====== RECORDS

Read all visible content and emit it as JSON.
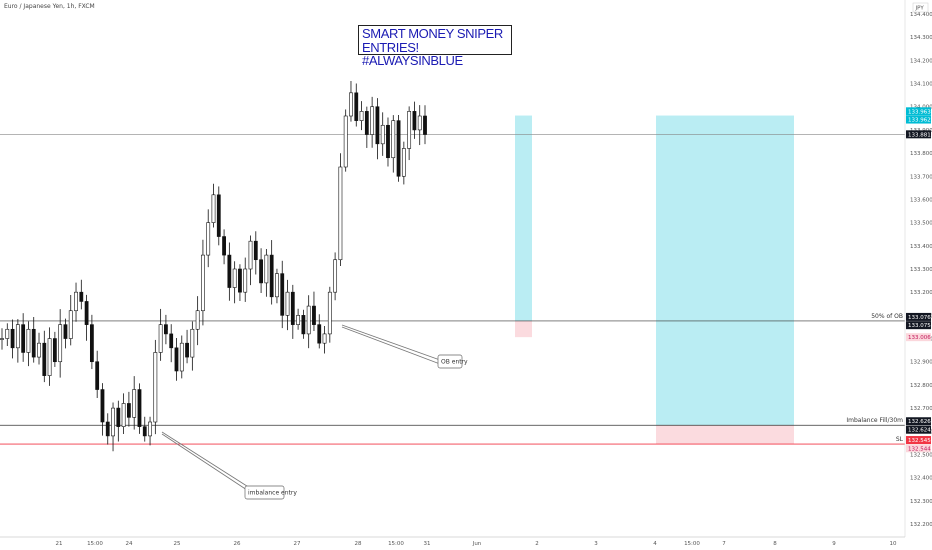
{
  "header": {
    "symbol": "Euro / Japanese Yen, 1h, FXCM"
  },
  "annotation": {
    "title_line1": "SMART MONEY SNIPER ENTRIES!",
    "title_line2": "#ALWAYSINBLUE"
  },
  "currency_label": "JPY",
  "chart_data": {
    "type": "candlestick",
    "ylim": [
      132.2,
      134.46
    ],
    "y_ticks": [
      "134.400",
      "134.300",
      "134.200",
      "134.100",
      "134.000",
      "133.900",
      "133.800",
      "133.700",
      "133.600",
      "133.500",
      "133.400",
      "133.300",
      "133.200",
      "133.100",
      "133.000",
      "132.900",
      "132.800",
      "132.700",
      "132.600",
      "132.500",
      "132.400",
      "132.300",
      "132.200"
    ],
    "x_ticks": [
      "21",
      "15:00",
      "24",
      "25",
      "26",
      "27",
      "28",
      "15:00",
      "31",
      "Jun",
      "2",
      "3",
      "4",
      "15:00",
      "7",
      "8",
      "9",
      "10"
    ],
    "price_labels": [
      "133.963",
      "133.962",
      "133.881",
      "133.076",
      "133.075",
      "133.006",
      "132.626",
      "132.624",
      "132.545",
      "132.544"
    ],
    "horizontal_lines": [
      {
        "price": 133.881,
        "label": ""
      },
      {
        "price": 133.076,
        "label": "50% of OB"
      },
      {
        "price": 132.626,
        "label": "Imbalance Fill/30m"
      },
      {
        "price": 132.545,
        "label": "SL"
      }
    ],
    "callouts": [
      "OB entry",
      "imbalance entry"
    ],
    "position_zones": [
      {
        "kind": "target",
        "color": "#b2ebf2",
        "top": 133.962,
        "bottom": 133.076
      },
      {
        "kind": "stop",
        "color": "#fbd7dc",
        "top": 133.076,
        "bottom": 133.006
      },
      {
        "kind": "target",
        "color": "#b2ebf2",
        "top": 133.962,
        "bottom": 132.626
      },
      {
        "kind": "stop",
        "color": "#fbd7dc",
        "top": 132.626,
        "bottom": 132.545
      }
    ],
    "series": [
      {
        "close_path": [
          133.0,
          133.04,
          132.96,
          133.06,
          132.94,
          133.04,
          132.92,
          132.98,
          132.84,
          133.0,
          132.9,
          133.06,
          133.0,
          133.12,
          133.2,
          133.16,
          133.06,
          132.9,
          132.78,
          132.64,
          132.58,
          132.7,
          132.62,
          132.72,
          132.66,
          132.78,
          132.62,
          132.58,
          132.64,
          132.94,
          133.06,
          133.02,
          132.96,
          132.86,
          132.98,
          132.92,
          133.04,
          133.12,
          133.36,
          133.5,
          133.62,
          133.44,
          133.36,
          133.22,
          133.3,
          133.2,
          133.3,
          133.42,
          133.34,
          133.24,
          133.36,
          133.18,
          133.28,
          133.1,
          133.2,
          133.06,
          133.1,
          133.02,
          133.14,
          133.06,
          132.98,
          133.02,
          133.2,
          133.34,
          133.74,
          133.96,
          134.06,
          133.94,
          133.98,
          133.88,
          134.0,
          133.84,
          133.92,
          133.78,
          133.94,
          133.7,
          133.82,
          133.98,
          133.9,
          133.96,
          133.88
        ]
      }
    ]
  }
}
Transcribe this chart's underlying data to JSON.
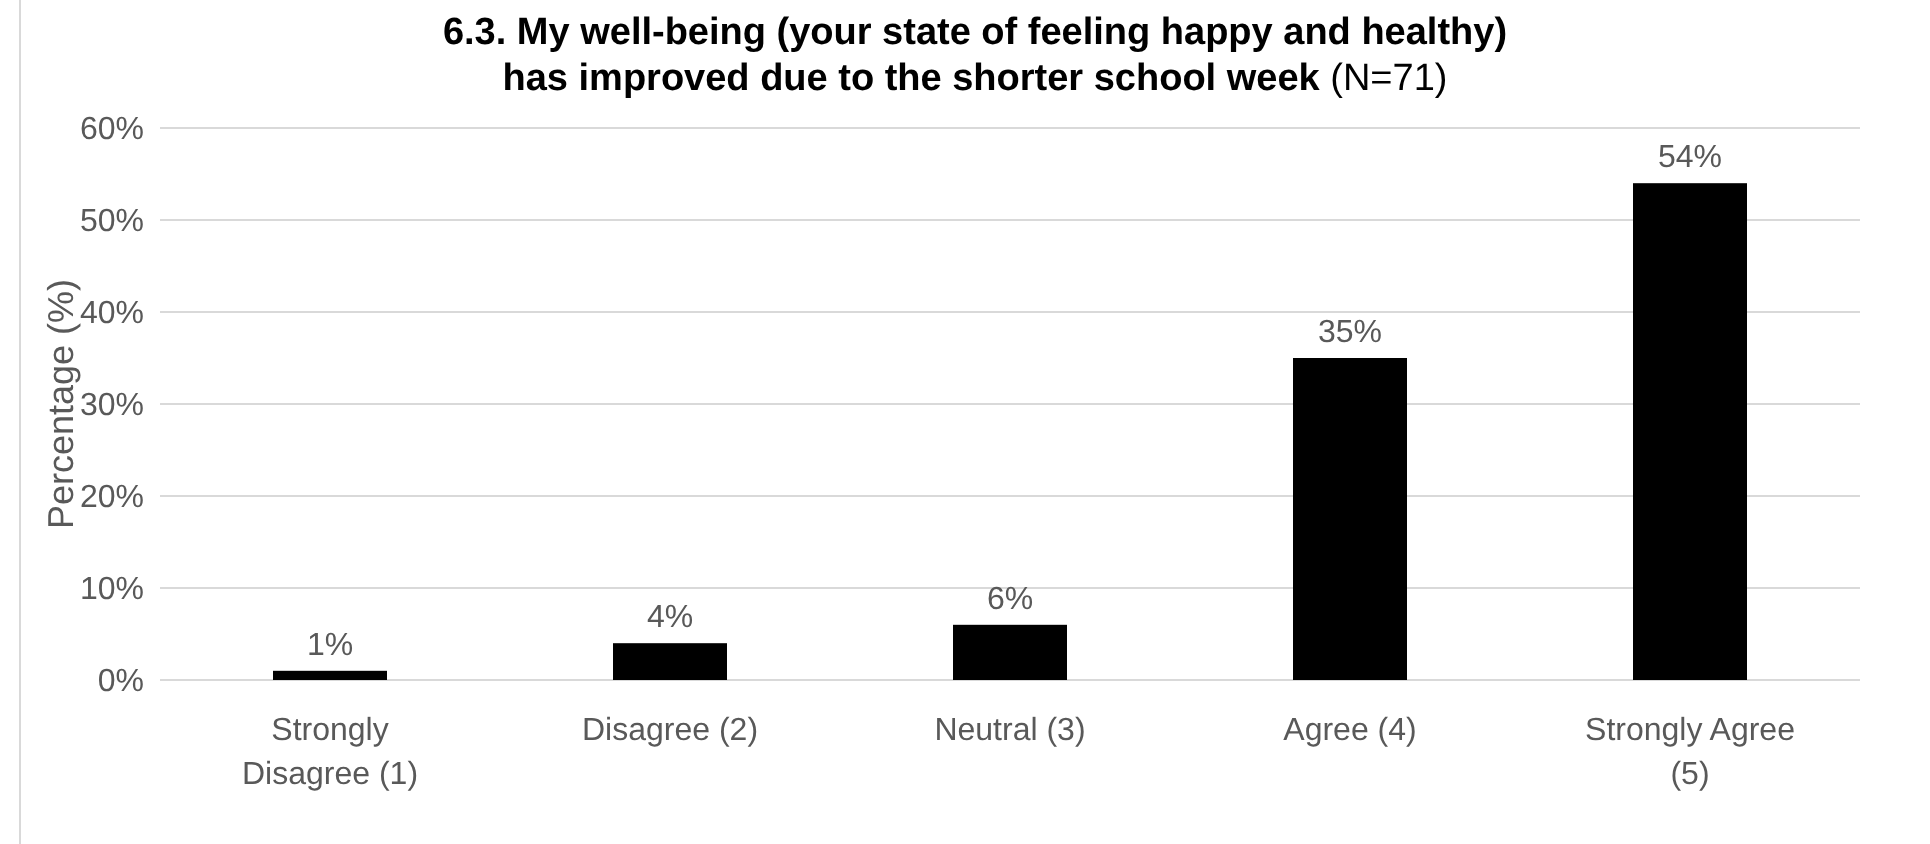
{
  "chart_data": {
    "type": "bar",
    "title": "6.3. My well-being (your state of feeling happy and healthy) has improved due to the shorter school week",
    "subtitle": "(N=71)",
    "ylabel": "Percentage (%)",
    "categories": [
      "Strongly Disagree (1)",
      "Disagree (2)",
      "Neutral (3)",
      "Agree (4)",
      "Strongly Agree (5)"
    ],
    "values": [
      1,
      4,
      6,
      35,
      54
    ],
    "color": "#000000",
    "value_labels": [
      "1%",
      "4%",
      "6%",
      "35%",
      "54%"
    ],
    "ylim": [
      0,
      60
    ],
    "yticks": [
      {
        "value": 0,
        "label": "0%"
      },
      {
        "value": 10,
        "label": "10%"
      },
      {
        "value": 20,
        "label": "20%"
      },
      {
        "value": 30,
        "label": "30%"
      },
      {
        "value": 40,
        "label": "40%"
      },
      {
        "value": 50,
        "label": "50%"
      },
      {
        "value": 60,
        "label": "60%"
      }
    ],
    "grid": "y"
  }
}
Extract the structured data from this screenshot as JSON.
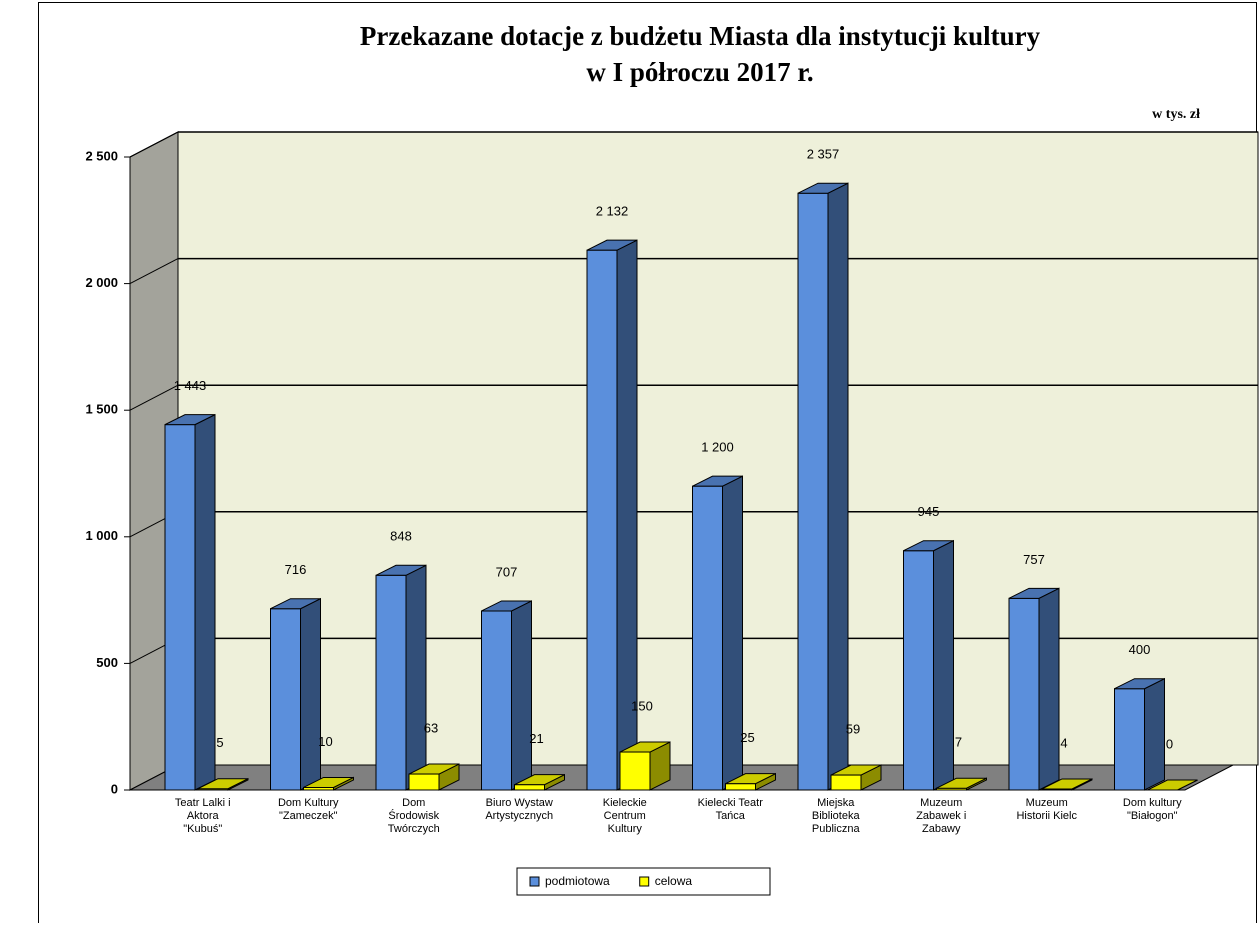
{
  "chart_data": {
    "type": "bar3d",
    "title": "Przekazane dotacje z budżetu Miasta dla instytucji kultury\nw I półroczu 2017 r.",
    "unit_label": "w tys. zł",
    "categories": [
      "Teatr Lalki i\nAktora\n\"Kubuś\"",
      "Dom Kultury\n\"Zameczek\"",
      "Dom\nŚrodowisk\nTwórczych",
      "Biuro Wystaw\nArtystycznych",
      "Kieleckie\nCentrum\nKultury",
      "Kielecki Teatr\nTańca",
      "Miejska\nBiblioteka\nPubliczna",
      "Muzeum\nZabawek i\nZabawy",
      "Muzeum\nHistorii Kielc",
      "Dom kultury\n\"Białogon\""
    ],
    "series": [
      {
        "name": "podmiotowa",
        "color": "#5b8fdc",
        "values": [
          1443,
          716,
          848,
          707,
          2132,
          1200,
          2357,
          945,
          757,
          400
        ],
        "value_labels": [
          "1 443",
          "716",
          "848",
          "707",
          "2 132",
          "1 200",
          "2 357",
          "945",
          "757",
          "400"
        ]
      },
      {
        "name": "celowa",
        "color": "#ffff00",
        "values": [
          5,
          10,
          63,
          21,
          150,
          25,
          59,
          7,
          4,
          0
        ]
      }
    ],
    "ylim": [
      0,
      2500
    ],
    "yticks": [
      0,
      500,
      {
        "value": 1000,
        "label": "1 000"
      },
      {
        "value": 1500,
        "label": "1 500"
      },
      {
        "value": 2000,
        "label": "2 000"
      },
      {
        "value": 2500,
        "label": "2 500"
      }
    ],
    "grid": true,
    "legend": "bottom"
  }
}
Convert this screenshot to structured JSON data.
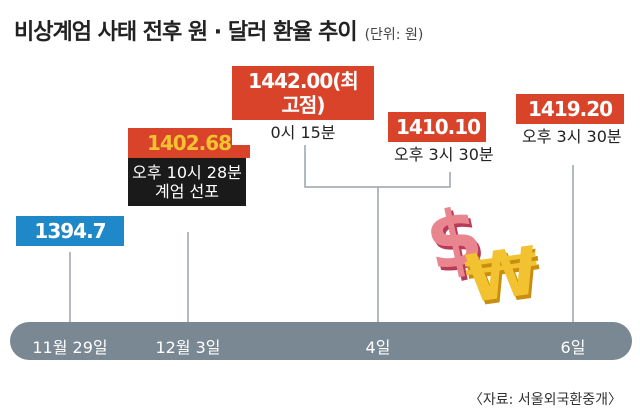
{
  "title": "비상계엄 사태 전후 원 · 달러 환율 추이",
  "unit": "(단위: 원)",
  "source": "〈자료: 서울외국환중개〉",
  "colors": {
    "red": "#d9432a",
    "blue": "#1e88c8",
    "black": "#1a1a1a",
    "gold": "#f2c230",
    "axis": "#7a8894"
  },
  "chart_data": {
    "type": "timeline",
    "dates": [
      "11월 29일",
      "12월 3일",
      "4일",
      "6일"
    ],
    "points": [
      {
        "value": "1394.7",
        "note": "",
        "date": "11월 29일"
      },
      {
        "value": "1402.68",
        "note": "오후 10시 28분\n계엄 선포",
        "date": "12월 3일"
      },
      {
        "value": "1442.00(최고점)",
        "note": "0시 15분",
        "date": "4일"
      },
      {
        "value": "1410.10",
        "note": "오후 3시 30분",
        "date": "4일"
      },
      {
        "value": "1419.20",
        "note": "오후 3시 30분",
        "date": "6일"
      }
    ]
  }
}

============

:: THE EXERCISE ::
Where a line holds the string "bottom", copy that line.

:: RESPONSE BELOW ::
        "bottom": 133.076
        "bottom": 133.006
        "bottom": 132.626
        "bottom": 132.545
    "legend": "bottom"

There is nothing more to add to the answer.